▸ **Enunciado**
Por favor, recopila y copia cada línea de los datos que contenga la palabra "FLOOR". Ten en cuenta las mayúsculas y minúsculas.

======== Datos proporcionados

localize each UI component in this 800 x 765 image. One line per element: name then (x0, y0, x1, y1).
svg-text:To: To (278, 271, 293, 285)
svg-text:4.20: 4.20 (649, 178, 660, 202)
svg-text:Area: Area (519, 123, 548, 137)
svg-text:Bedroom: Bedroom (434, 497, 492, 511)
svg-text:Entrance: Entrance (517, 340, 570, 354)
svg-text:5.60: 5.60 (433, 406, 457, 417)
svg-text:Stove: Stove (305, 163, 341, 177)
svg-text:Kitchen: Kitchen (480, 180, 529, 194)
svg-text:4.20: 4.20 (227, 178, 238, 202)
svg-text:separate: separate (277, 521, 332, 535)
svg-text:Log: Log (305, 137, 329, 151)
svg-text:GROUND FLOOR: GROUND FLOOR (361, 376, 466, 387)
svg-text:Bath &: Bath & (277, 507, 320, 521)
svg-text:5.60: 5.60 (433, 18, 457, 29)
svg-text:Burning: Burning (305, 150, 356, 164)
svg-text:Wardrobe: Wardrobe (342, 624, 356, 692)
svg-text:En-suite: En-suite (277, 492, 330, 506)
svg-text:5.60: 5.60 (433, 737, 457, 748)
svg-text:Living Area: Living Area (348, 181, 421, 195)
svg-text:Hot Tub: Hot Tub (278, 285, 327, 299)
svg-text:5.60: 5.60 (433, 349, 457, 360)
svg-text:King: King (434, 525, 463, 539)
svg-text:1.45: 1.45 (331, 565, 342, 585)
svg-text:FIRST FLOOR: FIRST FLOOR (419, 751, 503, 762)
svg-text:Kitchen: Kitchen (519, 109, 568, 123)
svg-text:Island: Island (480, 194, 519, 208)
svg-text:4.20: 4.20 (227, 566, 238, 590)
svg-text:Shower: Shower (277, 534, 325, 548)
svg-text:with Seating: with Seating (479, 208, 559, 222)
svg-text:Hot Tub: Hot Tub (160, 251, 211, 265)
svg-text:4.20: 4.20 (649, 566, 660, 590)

================

▸ **Respuesta**
svg-text:GROUND FLOOR: GROUND FLOOR (361, 376, 466, 387)
svg-text:FIRST FLOOR: FIRST FLOOR (419, 751, 503, 762)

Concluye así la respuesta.